"""

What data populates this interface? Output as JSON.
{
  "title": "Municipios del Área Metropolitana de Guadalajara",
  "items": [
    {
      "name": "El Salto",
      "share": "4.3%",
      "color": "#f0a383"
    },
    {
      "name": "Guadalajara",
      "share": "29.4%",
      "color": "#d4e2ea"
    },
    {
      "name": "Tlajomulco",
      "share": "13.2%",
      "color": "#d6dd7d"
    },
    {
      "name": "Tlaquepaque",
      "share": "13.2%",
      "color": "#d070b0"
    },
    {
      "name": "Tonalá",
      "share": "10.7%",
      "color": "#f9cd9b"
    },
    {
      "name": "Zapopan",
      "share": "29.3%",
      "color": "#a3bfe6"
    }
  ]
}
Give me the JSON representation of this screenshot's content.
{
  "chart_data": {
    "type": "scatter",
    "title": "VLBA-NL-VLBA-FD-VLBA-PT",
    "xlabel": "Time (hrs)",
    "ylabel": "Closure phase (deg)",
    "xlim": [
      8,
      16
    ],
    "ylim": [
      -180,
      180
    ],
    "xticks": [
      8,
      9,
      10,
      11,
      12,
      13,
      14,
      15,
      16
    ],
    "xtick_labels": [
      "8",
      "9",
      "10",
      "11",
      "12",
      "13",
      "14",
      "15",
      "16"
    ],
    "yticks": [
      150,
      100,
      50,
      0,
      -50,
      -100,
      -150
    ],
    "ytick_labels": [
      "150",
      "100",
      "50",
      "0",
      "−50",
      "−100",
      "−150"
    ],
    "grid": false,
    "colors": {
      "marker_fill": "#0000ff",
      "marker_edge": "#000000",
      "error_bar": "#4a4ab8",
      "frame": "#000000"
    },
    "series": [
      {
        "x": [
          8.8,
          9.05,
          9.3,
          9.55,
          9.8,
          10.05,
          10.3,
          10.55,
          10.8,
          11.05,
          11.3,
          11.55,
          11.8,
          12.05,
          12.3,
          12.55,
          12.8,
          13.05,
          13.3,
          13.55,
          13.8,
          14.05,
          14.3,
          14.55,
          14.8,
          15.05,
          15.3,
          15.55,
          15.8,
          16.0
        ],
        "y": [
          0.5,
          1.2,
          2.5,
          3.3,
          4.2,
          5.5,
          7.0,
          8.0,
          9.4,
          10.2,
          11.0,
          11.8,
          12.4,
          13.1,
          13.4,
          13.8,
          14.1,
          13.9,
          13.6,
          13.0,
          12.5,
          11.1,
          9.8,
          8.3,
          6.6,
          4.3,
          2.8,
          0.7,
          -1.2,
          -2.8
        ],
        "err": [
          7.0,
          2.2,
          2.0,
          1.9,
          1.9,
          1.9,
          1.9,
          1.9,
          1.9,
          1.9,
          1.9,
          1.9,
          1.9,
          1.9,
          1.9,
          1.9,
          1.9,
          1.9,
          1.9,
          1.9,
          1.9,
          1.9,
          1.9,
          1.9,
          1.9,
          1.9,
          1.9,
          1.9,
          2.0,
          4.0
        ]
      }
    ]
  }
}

"""

Give the number of lines in the records above that contain the word "this". Reply with that number alone.

RESULT BELOW.
2